» Written instruction
What is the number of lines containing the word "text"? Give that number alone.

--- begin ---

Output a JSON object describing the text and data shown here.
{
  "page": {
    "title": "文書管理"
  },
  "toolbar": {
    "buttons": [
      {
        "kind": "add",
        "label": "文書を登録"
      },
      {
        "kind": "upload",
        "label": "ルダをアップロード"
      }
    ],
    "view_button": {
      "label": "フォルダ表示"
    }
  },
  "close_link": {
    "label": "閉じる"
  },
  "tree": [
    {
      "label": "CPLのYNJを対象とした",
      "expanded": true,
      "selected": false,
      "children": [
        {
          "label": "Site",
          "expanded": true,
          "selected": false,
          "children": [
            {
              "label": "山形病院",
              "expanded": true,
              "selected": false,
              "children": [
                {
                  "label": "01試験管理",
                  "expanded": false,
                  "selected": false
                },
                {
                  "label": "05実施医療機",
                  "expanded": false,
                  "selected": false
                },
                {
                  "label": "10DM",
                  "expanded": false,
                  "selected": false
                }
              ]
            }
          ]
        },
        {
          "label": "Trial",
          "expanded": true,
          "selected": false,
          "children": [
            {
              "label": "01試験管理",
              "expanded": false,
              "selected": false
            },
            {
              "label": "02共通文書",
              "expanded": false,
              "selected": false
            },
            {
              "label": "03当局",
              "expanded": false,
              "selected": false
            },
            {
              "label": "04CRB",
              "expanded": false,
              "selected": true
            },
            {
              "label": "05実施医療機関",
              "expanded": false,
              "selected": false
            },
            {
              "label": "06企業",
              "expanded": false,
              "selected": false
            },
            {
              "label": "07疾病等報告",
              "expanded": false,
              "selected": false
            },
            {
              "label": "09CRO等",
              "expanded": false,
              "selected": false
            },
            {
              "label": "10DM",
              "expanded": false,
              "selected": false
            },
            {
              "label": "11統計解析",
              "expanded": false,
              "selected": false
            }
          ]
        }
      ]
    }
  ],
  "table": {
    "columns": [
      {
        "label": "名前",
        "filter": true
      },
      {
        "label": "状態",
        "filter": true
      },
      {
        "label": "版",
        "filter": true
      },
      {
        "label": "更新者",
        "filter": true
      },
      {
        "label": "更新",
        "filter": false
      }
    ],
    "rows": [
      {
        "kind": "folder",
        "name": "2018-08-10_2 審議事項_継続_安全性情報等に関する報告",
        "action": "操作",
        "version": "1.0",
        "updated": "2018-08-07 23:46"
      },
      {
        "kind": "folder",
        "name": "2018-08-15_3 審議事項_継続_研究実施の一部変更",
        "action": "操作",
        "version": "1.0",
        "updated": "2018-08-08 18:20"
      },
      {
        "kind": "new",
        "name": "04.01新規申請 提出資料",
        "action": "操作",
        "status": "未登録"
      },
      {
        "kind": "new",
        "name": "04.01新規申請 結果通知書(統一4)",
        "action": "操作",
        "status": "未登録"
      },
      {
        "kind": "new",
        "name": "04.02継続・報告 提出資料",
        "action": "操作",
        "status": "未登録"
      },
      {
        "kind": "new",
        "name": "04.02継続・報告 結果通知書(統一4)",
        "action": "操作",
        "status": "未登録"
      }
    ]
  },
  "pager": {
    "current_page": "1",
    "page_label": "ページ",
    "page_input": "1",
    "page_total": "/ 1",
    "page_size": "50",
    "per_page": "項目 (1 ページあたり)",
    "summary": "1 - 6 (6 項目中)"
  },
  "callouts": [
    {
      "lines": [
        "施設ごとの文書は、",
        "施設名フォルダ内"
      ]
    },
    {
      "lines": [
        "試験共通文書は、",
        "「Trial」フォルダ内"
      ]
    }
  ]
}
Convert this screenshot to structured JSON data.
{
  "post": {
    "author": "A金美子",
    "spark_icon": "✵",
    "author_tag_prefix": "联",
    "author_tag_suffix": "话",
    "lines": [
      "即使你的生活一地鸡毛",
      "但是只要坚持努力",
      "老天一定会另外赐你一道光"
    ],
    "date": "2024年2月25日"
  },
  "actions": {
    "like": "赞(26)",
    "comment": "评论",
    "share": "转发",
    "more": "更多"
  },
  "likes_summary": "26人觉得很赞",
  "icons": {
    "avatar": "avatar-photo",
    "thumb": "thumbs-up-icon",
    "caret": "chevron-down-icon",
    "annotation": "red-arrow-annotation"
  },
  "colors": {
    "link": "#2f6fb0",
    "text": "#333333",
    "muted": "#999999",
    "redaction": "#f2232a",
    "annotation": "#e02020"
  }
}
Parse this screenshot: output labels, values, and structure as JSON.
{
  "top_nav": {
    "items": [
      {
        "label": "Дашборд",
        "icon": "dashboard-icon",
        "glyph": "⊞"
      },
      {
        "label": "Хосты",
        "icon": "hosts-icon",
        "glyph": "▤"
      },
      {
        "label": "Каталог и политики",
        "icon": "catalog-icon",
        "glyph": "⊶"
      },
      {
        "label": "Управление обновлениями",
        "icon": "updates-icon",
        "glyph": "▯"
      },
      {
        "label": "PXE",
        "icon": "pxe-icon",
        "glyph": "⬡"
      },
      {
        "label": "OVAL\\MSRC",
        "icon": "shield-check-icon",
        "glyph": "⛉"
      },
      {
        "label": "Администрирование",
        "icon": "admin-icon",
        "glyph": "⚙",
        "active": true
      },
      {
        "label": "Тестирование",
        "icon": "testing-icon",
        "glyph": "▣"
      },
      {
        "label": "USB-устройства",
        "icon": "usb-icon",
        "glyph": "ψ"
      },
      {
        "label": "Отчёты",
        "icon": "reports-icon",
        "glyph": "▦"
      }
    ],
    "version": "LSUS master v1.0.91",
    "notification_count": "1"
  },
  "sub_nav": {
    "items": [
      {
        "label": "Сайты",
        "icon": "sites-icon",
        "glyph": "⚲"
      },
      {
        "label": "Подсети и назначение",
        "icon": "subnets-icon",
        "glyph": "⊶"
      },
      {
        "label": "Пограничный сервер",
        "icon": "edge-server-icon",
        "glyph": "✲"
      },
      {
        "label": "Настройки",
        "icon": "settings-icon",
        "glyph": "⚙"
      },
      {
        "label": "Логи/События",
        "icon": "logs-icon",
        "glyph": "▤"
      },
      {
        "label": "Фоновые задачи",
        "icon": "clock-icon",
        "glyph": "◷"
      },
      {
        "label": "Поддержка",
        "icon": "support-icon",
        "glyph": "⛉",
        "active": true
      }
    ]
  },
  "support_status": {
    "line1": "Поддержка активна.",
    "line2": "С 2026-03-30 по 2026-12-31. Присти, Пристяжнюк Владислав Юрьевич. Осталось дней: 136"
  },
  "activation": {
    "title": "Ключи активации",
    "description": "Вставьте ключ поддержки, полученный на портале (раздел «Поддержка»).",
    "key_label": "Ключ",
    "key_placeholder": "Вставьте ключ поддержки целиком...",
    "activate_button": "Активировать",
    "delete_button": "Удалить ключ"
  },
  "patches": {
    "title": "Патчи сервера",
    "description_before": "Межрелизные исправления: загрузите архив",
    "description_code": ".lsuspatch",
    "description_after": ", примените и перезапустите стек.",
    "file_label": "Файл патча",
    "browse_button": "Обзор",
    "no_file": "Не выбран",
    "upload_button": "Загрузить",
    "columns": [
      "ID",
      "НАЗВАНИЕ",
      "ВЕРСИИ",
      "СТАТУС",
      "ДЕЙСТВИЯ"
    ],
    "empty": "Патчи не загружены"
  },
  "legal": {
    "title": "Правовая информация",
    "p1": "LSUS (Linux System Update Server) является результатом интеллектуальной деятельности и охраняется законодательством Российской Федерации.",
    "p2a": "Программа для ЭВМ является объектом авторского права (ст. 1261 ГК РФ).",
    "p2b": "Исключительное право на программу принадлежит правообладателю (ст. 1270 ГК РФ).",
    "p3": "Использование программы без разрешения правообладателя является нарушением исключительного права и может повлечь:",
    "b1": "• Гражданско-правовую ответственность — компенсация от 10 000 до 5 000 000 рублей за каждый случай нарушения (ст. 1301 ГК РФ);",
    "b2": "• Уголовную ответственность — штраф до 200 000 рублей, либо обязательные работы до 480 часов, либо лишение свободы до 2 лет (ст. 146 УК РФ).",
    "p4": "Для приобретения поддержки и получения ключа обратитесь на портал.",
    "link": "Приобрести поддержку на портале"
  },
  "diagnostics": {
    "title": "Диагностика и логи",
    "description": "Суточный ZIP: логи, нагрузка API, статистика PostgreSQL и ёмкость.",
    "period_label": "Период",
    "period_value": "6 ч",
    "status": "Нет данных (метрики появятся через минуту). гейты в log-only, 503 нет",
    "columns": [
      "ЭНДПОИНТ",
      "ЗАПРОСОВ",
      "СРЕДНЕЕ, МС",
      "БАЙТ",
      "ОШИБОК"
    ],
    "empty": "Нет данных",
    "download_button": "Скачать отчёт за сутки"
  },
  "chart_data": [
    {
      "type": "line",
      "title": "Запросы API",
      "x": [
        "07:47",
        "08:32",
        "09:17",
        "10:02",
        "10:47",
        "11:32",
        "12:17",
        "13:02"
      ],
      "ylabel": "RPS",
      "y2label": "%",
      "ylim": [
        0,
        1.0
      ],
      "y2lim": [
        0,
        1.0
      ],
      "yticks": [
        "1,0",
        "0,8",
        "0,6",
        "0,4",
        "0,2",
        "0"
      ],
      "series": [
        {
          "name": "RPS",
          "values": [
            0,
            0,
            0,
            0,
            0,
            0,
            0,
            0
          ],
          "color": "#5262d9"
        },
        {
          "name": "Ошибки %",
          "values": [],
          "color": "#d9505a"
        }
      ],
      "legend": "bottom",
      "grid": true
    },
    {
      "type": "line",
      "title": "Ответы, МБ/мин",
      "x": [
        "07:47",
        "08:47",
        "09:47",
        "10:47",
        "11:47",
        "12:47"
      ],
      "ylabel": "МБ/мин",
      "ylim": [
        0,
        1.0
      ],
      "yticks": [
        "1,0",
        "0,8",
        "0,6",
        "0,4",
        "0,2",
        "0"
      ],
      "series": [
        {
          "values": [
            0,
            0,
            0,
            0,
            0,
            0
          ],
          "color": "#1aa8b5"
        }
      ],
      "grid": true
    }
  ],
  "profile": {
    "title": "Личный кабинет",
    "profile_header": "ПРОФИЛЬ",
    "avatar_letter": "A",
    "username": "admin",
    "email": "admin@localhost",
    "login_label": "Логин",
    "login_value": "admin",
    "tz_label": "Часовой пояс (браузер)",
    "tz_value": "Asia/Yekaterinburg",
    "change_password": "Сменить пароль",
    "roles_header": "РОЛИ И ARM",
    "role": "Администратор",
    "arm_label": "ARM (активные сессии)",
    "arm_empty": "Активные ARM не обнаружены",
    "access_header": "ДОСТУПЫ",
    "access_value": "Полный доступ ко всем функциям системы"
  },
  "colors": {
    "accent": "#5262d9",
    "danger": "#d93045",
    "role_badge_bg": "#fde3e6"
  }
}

--- end ---

» Worked answer
2